= EXERCISE MATERIALS =
-*-

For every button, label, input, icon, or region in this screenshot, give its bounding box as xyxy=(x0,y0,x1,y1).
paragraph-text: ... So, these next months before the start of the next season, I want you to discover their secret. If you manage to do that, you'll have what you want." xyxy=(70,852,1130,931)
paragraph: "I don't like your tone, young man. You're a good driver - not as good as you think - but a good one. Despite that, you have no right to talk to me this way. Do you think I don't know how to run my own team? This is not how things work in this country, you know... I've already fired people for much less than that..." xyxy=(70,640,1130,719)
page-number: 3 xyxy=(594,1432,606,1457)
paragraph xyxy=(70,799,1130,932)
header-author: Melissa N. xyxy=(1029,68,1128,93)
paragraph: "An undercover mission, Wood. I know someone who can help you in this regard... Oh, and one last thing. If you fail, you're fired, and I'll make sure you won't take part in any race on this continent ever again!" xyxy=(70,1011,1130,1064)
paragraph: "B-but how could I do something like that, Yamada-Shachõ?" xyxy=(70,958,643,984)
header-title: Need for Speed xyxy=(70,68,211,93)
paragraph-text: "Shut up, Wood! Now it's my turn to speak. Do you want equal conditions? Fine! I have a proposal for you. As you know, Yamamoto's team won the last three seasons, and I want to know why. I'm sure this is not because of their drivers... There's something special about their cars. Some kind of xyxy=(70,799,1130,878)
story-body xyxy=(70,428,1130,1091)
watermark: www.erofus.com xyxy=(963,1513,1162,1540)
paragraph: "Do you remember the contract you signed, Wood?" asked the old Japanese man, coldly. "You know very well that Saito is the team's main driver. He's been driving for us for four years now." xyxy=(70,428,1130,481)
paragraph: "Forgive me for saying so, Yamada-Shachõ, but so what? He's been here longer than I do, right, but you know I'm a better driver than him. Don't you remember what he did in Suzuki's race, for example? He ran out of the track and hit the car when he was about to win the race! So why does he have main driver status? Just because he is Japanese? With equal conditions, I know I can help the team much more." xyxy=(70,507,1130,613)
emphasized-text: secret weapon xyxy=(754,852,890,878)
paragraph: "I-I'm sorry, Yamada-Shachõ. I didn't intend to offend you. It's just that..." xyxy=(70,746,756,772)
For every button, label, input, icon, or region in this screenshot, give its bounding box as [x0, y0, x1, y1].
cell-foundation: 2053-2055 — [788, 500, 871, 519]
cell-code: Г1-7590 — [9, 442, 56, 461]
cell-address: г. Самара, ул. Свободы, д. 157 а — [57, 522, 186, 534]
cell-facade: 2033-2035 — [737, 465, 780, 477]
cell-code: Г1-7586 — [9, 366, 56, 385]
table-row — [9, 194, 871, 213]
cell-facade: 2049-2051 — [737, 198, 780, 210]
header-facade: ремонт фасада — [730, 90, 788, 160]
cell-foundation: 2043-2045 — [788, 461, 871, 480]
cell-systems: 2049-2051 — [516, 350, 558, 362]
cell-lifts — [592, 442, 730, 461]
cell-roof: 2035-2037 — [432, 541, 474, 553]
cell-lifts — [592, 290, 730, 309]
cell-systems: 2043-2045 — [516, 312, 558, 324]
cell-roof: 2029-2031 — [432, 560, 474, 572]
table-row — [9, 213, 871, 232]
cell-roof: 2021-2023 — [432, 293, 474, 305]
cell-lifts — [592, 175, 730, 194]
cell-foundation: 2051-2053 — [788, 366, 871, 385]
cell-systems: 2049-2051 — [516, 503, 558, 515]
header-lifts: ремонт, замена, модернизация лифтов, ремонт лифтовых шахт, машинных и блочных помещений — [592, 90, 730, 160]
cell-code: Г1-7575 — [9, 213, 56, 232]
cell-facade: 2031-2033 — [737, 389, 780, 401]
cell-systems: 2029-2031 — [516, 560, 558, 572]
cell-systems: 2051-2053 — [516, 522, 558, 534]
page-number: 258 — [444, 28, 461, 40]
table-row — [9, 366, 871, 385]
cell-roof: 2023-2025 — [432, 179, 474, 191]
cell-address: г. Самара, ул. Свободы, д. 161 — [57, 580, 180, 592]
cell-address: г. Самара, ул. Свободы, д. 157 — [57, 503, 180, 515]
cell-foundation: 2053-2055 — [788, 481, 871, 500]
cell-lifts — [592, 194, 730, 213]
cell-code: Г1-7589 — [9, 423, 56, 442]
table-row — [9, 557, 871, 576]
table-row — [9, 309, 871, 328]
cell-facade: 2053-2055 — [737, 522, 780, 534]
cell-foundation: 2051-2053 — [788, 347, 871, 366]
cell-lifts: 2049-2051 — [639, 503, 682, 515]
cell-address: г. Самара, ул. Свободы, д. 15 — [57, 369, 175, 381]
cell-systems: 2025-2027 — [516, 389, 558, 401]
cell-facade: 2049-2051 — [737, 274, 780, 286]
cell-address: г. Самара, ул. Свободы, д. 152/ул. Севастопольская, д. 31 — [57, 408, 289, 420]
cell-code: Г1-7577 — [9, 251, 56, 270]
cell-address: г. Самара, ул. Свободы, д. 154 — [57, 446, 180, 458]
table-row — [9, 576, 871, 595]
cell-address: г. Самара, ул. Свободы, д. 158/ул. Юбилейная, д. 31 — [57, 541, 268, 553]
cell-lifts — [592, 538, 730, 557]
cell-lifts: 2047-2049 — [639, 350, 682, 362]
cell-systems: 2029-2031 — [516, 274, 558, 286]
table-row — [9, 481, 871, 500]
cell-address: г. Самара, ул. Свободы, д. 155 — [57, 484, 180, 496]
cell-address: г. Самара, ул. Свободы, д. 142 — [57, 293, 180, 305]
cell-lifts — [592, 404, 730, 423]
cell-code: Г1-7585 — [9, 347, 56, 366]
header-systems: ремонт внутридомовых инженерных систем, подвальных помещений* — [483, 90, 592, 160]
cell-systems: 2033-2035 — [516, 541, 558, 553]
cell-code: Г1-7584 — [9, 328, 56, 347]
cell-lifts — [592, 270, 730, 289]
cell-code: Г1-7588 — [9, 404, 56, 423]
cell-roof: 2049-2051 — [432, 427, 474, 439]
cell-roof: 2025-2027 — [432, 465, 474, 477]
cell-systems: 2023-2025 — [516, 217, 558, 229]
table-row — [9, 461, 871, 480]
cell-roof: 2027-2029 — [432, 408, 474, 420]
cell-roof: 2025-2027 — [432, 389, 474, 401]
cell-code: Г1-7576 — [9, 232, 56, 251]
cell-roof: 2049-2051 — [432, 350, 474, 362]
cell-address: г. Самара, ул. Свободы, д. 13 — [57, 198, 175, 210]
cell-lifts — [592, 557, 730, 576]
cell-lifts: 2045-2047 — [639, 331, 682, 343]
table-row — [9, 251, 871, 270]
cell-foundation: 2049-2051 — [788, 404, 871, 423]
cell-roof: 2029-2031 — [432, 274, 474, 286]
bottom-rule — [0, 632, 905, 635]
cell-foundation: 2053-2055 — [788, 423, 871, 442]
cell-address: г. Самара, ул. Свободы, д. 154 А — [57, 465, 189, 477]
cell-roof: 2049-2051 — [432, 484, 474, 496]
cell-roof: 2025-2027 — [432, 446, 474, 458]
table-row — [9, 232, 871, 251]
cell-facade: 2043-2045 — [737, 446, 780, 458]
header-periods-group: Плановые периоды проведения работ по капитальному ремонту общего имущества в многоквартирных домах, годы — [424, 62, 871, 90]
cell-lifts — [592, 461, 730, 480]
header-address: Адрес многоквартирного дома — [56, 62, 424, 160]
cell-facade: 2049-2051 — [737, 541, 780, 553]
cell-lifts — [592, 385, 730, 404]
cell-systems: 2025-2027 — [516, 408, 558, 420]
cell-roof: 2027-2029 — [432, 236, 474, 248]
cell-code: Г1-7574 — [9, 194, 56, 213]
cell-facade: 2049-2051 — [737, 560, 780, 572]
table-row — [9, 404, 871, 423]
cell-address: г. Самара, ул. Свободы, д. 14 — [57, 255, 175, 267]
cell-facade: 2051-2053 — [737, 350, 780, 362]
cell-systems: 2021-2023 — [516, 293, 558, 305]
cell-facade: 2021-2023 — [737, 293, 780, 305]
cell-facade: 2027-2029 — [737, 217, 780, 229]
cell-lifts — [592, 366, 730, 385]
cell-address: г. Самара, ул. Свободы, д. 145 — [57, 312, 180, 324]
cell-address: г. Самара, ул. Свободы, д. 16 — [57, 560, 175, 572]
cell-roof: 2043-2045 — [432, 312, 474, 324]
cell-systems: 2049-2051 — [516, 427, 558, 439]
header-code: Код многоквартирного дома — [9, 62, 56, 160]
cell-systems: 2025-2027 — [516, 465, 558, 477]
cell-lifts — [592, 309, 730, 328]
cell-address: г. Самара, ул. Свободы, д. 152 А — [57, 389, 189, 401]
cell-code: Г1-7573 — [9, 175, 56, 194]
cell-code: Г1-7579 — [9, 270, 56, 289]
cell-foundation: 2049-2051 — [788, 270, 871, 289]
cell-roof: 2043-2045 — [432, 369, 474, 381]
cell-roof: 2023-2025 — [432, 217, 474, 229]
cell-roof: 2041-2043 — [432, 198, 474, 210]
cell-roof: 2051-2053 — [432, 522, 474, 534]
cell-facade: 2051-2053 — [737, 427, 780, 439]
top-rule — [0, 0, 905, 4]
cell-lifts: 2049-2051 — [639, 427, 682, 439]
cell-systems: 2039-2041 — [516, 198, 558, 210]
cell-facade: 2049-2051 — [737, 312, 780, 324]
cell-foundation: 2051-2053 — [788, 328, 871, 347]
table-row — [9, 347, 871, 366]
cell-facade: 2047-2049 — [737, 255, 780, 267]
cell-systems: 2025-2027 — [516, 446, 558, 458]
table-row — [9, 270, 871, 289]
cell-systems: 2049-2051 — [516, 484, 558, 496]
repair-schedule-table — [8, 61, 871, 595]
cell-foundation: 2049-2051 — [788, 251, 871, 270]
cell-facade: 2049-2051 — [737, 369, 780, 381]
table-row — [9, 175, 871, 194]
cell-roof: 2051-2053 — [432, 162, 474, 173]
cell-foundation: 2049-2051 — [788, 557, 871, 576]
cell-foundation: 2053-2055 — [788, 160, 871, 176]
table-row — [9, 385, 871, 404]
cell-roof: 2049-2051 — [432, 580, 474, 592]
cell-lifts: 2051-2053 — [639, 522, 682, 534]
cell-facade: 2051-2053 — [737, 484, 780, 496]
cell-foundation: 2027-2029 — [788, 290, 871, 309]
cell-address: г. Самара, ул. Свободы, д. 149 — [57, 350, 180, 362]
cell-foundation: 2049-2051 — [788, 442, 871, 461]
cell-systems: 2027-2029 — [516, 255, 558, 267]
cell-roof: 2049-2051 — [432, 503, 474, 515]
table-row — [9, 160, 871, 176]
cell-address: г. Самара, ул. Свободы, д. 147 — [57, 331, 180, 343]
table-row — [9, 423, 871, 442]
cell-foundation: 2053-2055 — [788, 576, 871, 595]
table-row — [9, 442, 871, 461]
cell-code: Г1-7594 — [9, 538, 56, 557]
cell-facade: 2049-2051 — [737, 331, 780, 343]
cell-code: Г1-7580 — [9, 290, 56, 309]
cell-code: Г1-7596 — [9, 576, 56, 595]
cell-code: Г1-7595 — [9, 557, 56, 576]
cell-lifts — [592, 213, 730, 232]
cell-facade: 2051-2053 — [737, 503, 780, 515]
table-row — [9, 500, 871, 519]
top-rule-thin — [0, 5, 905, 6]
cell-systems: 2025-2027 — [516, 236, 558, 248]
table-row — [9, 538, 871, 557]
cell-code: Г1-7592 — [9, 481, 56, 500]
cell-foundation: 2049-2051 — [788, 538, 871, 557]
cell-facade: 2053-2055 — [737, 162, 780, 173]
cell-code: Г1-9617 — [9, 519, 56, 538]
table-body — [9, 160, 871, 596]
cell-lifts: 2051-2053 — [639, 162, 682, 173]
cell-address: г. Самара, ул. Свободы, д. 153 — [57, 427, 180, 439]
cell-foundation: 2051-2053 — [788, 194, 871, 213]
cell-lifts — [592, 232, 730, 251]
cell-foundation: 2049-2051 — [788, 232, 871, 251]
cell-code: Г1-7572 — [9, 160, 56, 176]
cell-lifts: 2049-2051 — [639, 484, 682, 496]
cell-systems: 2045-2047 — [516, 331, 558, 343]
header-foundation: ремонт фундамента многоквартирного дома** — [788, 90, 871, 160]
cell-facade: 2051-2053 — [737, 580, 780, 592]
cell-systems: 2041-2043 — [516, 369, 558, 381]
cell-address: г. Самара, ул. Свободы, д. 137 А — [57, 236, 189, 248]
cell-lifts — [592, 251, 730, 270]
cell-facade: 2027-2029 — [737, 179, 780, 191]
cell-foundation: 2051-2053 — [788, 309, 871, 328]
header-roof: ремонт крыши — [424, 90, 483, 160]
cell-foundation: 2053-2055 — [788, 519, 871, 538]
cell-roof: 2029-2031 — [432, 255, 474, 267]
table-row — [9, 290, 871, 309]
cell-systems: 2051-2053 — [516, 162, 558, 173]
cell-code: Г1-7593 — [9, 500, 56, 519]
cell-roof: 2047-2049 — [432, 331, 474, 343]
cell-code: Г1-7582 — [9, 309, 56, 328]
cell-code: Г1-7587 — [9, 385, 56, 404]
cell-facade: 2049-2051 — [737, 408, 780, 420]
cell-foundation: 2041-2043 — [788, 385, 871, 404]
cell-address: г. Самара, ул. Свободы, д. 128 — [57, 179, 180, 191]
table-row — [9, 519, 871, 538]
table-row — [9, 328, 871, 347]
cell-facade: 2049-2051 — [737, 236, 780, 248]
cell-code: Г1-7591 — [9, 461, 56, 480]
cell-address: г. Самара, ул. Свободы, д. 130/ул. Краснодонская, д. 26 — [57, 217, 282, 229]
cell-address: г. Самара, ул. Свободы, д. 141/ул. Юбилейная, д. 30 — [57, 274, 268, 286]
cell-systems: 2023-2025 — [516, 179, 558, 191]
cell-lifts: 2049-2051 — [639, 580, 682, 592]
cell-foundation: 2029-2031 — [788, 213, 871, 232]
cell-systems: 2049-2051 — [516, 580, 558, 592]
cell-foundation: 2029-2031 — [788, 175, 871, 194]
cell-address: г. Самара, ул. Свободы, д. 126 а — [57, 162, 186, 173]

-*-

= EXERCISE OBJECTIVE =
Report every line of the entries above that contains the string "race". Case counts.

= RESPONSE =
paragraph: "An undercover mission, Wood. I know someone who can help you in this regard... Oh, and one last thing. If you fail, you're fired, and I'll make sure you won't take part in any race on this continent ever again!" xyxy=(70,1011,1130,1064)
paragraph: "Forgive me for saying so, Yamada-Shachõ, but so what? He's been here longer than I do, right, but you know I'm a better driver than him. Don't you remember what he did in Suzuki's race, for example? He ran out of the track and hit the car when he was about to win the race! So why does he have main driver status? Just because he is Japanese? With equal conditions, I know I can help the team much more." xyxy=(70,507,1130,613)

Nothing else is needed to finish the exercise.